─── DATA LINES

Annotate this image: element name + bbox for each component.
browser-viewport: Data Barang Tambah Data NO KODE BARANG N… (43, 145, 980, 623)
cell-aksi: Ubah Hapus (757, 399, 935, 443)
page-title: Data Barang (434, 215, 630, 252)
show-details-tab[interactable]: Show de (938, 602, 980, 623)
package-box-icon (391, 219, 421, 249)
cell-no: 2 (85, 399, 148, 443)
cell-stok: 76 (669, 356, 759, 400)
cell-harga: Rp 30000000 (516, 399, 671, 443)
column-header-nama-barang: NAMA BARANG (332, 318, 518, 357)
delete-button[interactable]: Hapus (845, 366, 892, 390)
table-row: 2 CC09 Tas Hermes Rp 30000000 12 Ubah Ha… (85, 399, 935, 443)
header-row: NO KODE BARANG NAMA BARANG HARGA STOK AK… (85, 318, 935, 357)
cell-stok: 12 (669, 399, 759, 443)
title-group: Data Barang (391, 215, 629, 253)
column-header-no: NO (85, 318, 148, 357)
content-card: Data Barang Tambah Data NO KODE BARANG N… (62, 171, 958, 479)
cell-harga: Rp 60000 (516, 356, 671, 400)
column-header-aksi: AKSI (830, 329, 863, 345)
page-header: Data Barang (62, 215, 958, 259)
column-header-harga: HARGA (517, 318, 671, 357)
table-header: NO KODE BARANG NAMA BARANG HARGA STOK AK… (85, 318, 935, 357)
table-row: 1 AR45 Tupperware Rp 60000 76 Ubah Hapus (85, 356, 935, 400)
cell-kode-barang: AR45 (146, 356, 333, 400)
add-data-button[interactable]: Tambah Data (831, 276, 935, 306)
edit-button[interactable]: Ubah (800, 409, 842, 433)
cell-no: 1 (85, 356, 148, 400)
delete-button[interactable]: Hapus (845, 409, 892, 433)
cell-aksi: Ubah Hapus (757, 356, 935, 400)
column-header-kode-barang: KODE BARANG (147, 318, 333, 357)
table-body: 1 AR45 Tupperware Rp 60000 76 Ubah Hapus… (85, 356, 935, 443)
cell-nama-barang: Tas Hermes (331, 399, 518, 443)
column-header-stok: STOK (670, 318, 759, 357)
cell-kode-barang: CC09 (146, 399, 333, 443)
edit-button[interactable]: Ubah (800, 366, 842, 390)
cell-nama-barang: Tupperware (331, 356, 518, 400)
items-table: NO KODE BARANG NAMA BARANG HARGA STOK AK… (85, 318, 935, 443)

──────

** STATED GOAL **
Rewrite the data above, replacing "Tupperware" with "Termos Stainless" at every occurrence and leaving everything else as it is.

** RESULT OF THIS TASK **
Annotate this image: element name + bbox for each component.
browser-viewport: Data Barang Tambah Data NO KODE BARANG N… (43, 145, 980, 623)
cell-aksi: Ubah Hapus (757, 399, 935, 443)
page-title: Data Barang (434, 215, 630, 252)
show-details-tab[interactable]: Show de (938, 602, 980, 623)
package-box-icon (391, 219, 421, 249)
cell-no: 2 (85, 399, 148, 443)
cell-stok: 76 (669, 356, 759, 400)
cell-harga: Rp 30000000 (516, 399, 671, 443)
column-header-nama-barang: NAMA BARANG (332, 318, 518, 357)
delete-button[interactable]: Hapus (845, 366, 892, 390)
table-row: 2 CC09 Tas Hermes Rp 30000000 12 Ubah Ha… (85, 399, 935, 443)
header-row: NO KODE BARANG NAMA BARANG HARGA STOK AK… (85, 318, 935, 357)
cell-stok: 12 (669, 399, 759, 443)
title-group: Data Barang (391, 215, 629, 253)
column-header-no: NO (85, 318, 148, 357)
content-card: Data Barang Tambah Data NO KODE BARANG N… (62, 171, 958, 479)
cell-harga: Rp 60000 (516, 356, 671, 400)
column-header-aksi: AKSI (830, 329, 863, 345)
page-header: Data Barang (62, 215, 958, 259)
column-header-harga: HARGA (517, 318, 671, 357)
table-header: NO KODE BARANG NAMA BARANG HARGA STOK AK… (85, 318, 935, 357)
table-row: 1 AR45 Termos Stainless Rp 60000 76 Ubah Hapus (85, 356, 935, 400)
cell-kode-barang: AR45 (146, 356, 333, 400)
add-data-button[interactable]: Tambah Data (831, 276, 935, 306)
edit-button[interactable]: Ubah (800, 409, 842, 433)
cell-no: 1 (85, 356, 148, 400)
delete-button[interactable]: Hapus (845, 409, 892, 433)
cell-aksi: Ubah Hapus (757, 356, 935, 400)
column-header-kode-barang: KODE BARANG (147, 318, 333, 357)
table-body: 1 AR45 Termos Stainless Rp 60000 76 Ubah Hapus… (85, 356, 935, 443)
cell-nama-barang: Tas Hermes (331, 399, 518, 443)
column-header-stok: STOK (670, 318, 759, 357)
cell-kode-barang: CC09 (146, 399, 333, 443)
edit-button[interactable]: Ubah (800, 366, 842, 390)
cell-nama-barang: Termos Stainless (331, 356, 518, 400)
items-table: NO KODE BARANG NAMA BARANG HARGA STOK AK… (85, 318, 935, 443)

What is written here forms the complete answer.